Exercise description: Below is a listing. Gather each line of it that contains "المدرسي".

"""

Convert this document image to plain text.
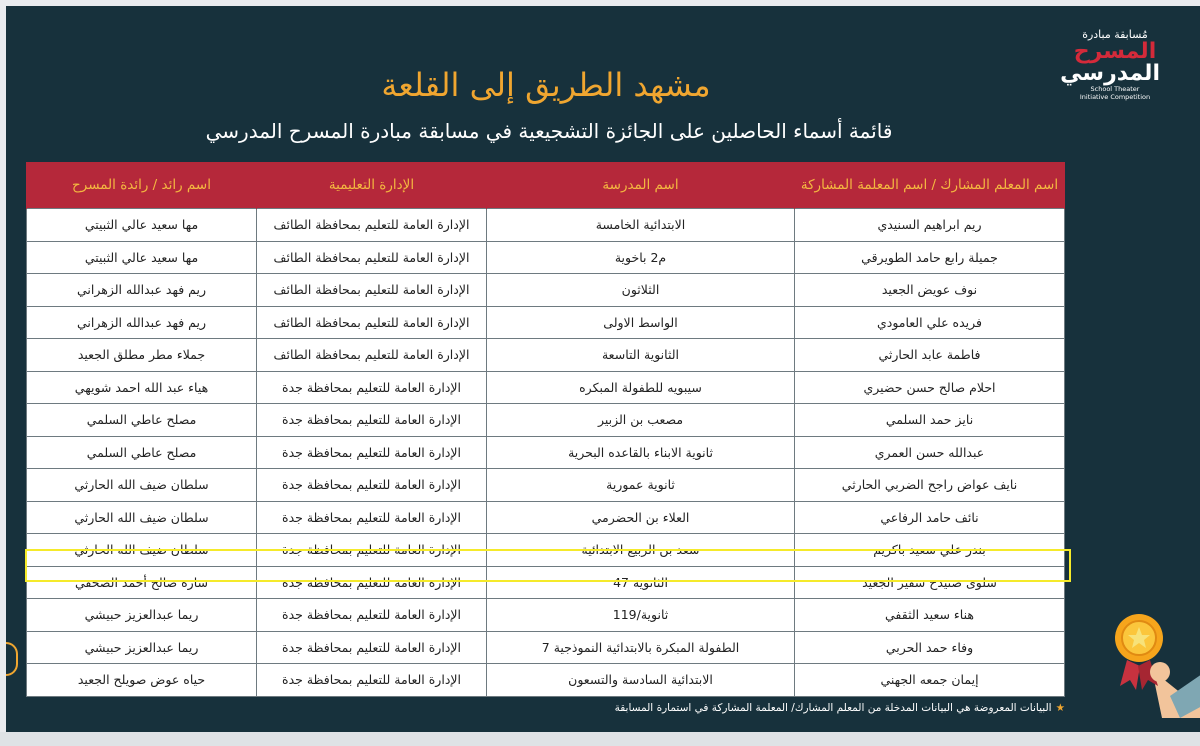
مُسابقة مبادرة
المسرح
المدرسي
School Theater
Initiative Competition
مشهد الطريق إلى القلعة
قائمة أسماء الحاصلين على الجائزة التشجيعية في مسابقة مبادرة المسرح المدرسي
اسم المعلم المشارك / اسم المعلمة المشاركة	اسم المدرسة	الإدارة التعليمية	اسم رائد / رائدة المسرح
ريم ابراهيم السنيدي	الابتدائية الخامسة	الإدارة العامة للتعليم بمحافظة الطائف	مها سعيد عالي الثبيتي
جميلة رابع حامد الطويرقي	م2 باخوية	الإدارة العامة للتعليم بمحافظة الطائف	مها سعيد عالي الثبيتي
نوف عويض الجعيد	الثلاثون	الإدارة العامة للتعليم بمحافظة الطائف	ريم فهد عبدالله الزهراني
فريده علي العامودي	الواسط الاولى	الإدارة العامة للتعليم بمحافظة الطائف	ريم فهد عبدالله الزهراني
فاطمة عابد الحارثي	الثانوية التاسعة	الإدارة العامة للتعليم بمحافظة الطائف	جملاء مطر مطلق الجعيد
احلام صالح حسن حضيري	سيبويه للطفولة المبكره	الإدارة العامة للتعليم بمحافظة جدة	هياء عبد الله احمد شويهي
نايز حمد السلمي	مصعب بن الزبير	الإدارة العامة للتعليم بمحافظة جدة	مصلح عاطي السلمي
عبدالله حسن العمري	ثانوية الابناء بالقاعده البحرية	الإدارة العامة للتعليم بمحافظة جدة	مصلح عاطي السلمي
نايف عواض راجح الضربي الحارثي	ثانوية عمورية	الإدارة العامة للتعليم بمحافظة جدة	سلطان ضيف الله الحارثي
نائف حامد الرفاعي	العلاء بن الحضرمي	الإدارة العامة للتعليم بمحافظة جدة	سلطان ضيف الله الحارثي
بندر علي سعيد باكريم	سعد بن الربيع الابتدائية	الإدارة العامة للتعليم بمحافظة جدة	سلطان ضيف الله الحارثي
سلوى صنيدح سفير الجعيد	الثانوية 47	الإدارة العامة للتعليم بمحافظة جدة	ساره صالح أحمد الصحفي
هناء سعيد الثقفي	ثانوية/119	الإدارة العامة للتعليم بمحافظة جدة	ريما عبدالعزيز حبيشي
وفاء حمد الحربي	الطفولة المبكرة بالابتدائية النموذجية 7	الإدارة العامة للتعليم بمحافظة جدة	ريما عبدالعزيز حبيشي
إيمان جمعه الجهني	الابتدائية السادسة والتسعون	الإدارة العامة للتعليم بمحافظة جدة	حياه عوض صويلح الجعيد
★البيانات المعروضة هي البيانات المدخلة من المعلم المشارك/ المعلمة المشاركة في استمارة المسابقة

"""
"""

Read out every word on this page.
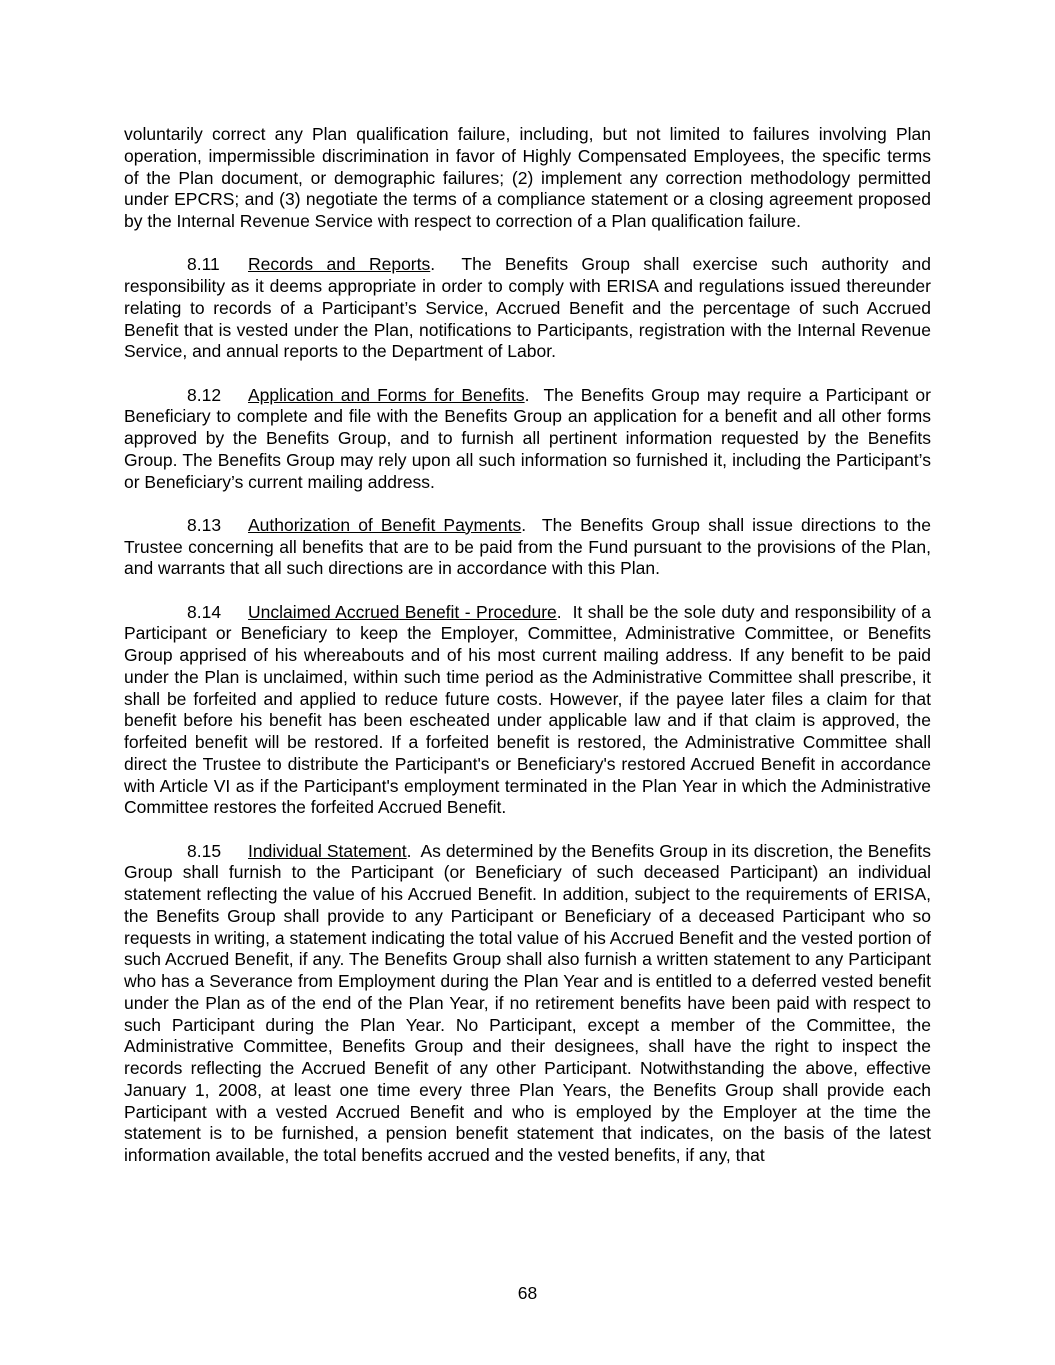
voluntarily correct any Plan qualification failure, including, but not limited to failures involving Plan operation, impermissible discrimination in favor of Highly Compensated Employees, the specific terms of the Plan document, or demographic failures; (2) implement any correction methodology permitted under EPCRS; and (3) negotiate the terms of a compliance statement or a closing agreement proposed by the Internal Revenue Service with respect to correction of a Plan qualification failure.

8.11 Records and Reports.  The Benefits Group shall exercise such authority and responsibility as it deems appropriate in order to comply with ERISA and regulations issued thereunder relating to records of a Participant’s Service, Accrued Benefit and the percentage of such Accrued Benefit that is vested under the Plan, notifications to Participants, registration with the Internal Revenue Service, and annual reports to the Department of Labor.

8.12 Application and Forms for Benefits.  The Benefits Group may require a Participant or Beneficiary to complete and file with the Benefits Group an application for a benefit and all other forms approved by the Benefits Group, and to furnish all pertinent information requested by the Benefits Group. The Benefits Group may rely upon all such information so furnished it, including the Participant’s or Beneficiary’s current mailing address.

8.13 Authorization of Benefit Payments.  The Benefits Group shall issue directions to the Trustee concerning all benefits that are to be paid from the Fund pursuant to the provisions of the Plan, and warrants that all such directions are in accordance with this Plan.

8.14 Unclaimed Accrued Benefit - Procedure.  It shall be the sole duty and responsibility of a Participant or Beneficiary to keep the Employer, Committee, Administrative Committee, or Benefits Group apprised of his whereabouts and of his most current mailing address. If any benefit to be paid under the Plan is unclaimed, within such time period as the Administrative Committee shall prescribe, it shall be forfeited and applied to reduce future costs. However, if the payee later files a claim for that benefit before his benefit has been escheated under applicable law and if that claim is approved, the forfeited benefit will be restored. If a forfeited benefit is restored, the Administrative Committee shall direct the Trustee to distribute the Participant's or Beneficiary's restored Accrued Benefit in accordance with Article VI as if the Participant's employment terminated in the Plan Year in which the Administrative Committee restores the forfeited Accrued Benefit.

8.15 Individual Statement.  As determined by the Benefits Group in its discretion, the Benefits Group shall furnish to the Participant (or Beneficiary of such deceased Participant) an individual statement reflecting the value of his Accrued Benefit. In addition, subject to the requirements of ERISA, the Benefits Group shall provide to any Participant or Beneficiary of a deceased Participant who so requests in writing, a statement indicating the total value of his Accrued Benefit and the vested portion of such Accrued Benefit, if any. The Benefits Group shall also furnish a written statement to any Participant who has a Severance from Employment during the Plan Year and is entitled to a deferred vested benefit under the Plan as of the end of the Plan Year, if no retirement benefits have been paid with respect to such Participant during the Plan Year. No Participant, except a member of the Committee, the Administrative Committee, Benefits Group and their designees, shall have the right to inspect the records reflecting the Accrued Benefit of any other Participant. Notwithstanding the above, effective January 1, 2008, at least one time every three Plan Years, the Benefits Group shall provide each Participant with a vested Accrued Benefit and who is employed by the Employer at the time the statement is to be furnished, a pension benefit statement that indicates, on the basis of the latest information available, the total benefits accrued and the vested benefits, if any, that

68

"""

Response to this task:
المدرسي
قائمة أسماء الحاصلين على الجائزة التشجيعية في مسابقة مبادرة المسرح المدرسي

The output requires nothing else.